▶ The task
Say the number of lines containing the string "xlabel", and say nothing else.

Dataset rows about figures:
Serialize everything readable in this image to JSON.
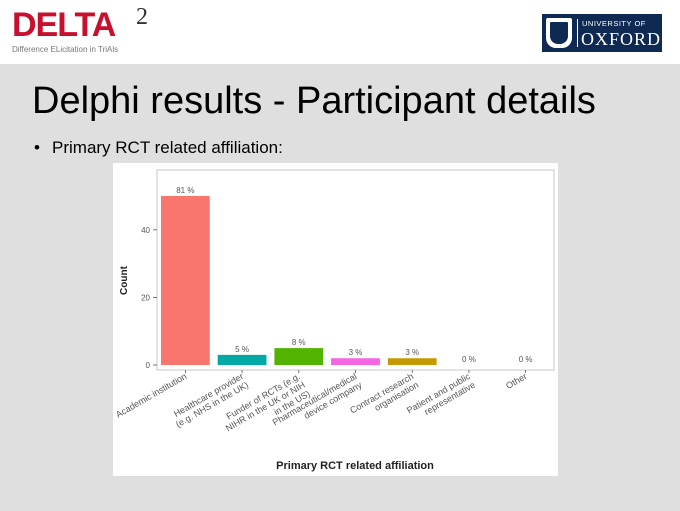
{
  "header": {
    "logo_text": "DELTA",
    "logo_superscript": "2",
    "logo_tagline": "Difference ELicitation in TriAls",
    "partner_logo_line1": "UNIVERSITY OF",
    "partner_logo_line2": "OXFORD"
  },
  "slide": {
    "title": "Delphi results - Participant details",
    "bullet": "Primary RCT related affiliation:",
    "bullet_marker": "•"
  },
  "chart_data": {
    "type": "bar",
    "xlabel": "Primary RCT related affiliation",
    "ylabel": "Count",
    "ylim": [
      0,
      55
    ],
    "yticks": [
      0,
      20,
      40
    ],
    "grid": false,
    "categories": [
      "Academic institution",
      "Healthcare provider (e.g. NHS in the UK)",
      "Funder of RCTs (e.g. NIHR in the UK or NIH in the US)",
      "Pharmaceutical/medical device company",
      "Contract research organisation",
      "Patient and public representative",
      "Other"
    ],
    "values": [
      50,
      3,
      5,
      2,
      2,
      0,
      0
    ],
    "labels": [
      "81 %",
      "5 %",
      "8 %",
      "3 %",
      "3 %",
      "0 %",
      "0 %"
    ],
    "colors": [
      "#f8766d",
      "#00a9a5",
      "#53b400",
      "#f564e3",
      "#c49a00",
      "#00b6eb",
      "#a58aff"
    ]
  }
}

---

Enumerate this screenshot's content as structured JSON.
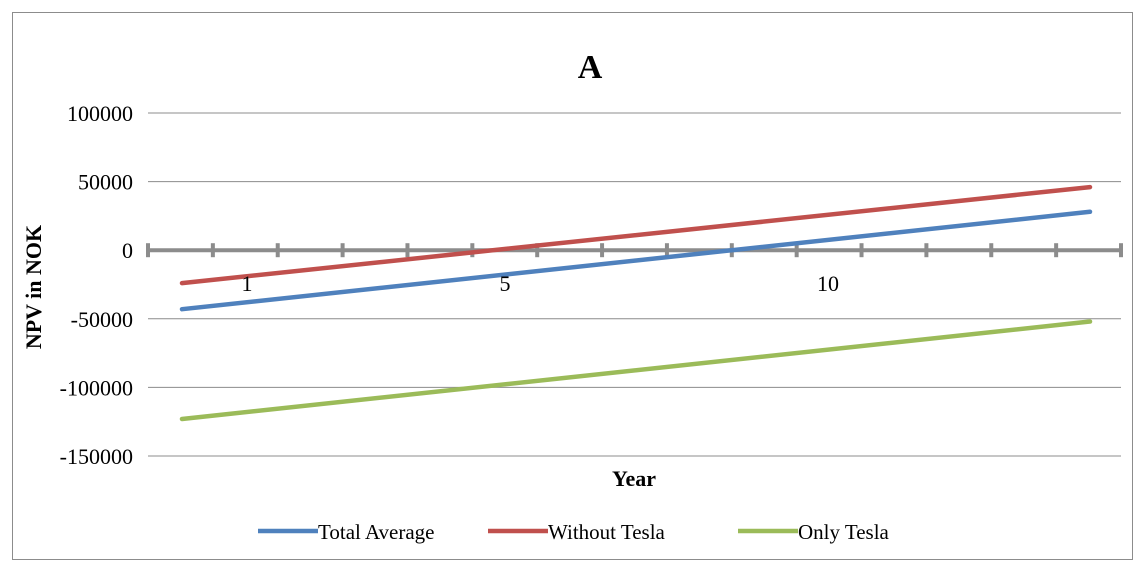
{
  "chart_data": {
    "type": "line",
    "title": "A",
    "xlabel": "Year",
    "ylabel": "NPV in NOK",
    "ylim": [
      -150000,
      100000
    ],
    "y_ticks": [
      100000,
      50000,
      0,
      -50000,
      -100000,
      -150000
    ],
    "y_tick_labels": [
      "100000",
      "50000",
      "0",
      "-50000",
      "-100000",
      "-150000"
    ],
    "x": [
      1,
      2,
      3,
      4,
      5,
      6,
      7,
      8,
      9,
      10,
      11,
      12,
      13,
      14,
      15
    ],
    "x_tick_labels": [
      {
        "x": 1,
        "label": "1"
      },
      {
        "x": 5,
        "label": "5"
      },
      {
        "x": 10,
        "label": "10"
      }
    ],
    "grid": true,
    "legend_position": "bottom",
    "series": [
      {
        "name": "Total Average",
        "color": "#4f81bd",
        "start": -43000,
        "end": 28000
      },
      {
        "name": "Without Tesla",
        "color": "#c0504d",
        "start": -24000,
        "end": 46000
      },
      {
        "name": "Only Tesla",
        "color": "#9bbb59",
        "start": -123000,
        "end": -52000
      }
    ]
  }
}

▶ Exercise solution
2